[Rows from a dataset]
####################

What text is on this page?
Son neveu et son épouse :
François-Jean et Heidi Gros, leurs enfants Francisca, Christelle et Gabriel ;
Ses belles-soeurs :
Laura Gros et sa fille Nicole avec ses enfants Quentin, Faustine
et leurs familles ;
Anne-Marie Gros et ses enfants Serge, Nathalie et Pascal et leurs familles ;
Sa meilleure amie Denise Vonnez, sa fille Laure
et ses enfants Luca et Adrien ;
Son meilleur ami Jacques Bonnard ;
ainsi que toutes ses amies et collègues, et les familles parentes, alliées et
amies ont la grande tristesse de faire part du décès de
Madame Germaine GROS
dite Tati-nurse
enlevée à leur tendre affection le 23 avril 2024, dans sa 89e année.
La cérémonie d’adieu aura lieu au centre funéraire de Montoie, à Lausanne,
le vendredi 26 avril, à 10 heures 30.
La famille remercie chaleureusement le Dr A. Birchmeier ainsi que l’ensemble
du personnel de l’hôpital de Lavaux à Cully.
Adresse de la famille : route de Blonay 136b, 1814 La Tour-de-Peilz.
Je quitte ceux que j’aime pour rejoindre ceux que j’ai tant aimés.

####################

▶ [INSTRUCTIONS TO FOLLOW]:
All of the entries must be written out exactly as they stand.

▶ [EXERCISE RESULT]:
What text is on this page?
Son neveu et son épouse :
François-Jean et Heidi Gros, leurs enfants Francisca, Christelle et Gabriel ;
Ses belles-soeurs :
Laura Gros et sa fille Nicole avec ses enfants Quentin, Faustine
et leurs familles ;
Anne-Marie Gros et ses enfants Serge, Nathalie et Pascal et leurs familles ;
Sa meilleure amie Denise Vonnez, sa fille Laure
et ses enfants Luca et Adrien ;
Son meilleur ami Jacques Bonnard ;
ainsi que toutes ses amies et collègues, et les familles parentes, alliées et
amies ont la grande tristesse de faire part du décès de
Madame Germaine GROS
dite Tati-nurse
enlevée à leur tendre affection le 23 avril 2024, dans sa 89e année.
La cérémonie d’adieu aura lieu au centre funéraire de Montoie, à Lausanne,
le vendredi 26 avril, à 10 heures 30.
La famille remercie chaleureusement le Dr A. Birchmeier ainsi que l’ensemble
du personnel de l’hôpital de Lavaux à Cully.
Adresse de la famille : route de Blonay 136b, 1814 La Tour-de-Peilz.
Je quitte ceux que j’aime pour rejoindre ceux que j’ai tant aimés.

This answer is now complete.